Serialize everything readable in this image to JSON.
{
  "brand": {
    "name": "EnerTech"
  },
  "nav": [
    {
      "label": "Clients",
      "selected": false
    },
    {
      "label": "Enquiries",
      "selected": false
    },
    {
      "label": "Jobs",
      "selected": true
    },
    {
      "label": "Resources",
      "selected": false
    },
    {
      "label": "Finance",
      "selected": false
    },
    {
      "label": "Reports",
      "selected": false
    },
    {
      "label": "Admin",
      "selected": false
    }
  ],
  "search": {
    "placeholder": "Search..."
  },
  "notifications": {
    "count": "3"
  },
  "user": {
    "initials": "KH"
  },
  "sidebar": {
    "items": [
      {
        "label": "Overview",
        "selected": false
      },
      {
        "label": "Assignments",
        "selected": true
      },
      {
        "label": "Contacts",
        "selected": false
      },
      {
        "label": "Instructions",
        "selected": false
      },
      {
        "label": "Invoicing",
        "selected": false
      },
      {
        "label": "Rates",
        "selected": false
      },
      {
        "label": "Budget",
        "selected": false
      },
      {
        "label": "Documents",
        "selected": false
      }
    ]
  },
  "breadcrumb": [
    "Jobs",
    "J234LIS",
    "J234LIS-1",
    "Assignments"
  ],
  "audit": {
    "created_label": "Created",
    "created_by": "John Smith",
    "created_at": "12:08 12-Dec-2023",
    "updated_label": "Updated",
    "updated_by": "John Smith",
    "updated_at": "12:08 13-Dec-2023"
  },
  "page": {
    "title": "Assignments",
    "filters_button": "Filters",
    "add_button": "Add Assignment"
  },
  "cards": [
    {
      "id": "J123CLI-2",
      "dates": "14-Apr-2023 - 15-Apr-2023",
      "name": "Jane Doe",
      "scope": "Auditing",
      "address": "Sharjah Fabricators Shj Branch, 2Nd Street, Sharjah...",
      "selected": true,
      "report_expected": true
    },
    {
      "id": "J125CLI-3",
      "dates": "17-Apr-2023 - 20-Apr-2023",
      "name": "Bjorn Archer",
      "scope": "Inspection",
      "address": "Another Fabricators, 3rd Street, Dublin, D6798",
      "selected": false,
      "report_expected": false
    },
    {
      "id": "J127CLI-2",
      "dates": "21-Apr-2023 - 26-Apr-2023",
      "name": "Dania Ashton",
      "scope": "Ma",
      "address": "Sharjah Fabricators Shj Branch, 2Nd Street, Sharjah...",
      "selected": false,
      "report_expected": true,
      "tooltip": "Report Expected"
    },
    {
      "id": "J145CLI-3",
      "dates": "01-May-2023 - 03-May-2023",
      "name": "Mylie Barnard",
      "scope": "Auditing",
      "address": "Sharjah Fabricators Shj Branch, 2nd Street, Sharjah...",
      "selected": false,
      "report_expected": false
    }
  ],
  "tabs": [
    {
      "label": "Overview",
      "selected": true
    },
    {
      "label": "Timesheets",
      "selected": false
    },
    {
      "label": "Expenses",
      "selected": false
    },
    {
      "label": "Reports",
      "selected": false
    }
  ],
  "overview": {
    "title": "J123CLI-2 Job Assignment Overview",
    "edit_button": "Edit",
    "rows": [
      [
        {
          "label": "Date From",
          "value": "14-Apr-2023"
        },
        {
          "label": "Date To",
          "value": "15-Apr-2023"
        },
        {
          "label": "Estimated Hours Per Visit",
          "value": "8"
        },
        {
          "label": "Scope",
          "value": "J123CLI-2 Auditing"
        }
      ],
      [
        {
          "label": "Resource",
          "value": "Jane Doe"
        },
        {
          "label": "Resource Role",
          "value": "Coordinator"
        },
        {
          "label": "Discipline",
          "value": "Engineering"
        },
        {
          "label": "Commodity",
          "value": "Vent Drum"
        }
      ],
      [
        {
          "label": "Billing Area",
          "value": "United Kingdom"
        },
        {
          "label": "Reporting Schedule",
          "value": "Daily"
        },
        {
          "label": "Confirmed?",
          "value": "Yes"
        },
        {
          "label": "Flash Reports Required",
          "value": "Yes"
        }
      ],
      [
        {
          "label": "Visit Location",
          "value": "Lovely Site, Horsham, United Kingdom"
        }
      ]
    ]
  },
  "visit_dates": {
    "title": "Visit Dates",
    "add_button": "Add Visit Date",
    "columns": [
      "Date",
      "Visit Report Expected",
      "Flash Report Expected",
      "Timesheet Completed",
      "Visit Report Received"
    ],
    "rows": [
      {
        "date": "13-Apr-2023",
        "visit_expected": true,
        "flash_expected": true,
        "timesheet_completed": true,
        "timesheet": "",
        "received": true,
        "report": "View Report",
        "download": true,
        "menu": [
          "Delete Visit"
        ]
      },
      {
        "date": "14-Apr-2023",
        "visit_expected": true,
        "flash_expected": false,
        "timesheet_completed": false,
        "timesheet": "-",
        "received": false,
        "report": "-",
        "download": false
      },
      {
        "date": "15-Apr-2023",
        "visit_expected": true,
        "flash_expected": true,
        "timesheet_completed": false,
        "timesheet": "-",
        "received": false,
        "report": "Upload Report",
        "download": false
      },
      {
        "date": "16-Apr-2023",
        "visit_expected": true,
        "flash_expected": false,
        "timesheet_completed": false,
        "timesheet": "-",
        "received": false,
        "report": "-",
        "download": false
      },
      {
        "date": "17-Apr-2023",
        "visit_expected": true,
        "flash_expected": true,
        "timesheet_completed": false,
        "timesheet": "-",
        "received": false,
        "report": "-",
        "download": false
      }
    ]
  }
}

▶ Exercise instructions
Which lines contain "Kingdom"? Copy each of them.

▶ Solution to the problem
          "value": "United Kingdom"
          "value": "Lovely Site, Horsham, United Kingdom"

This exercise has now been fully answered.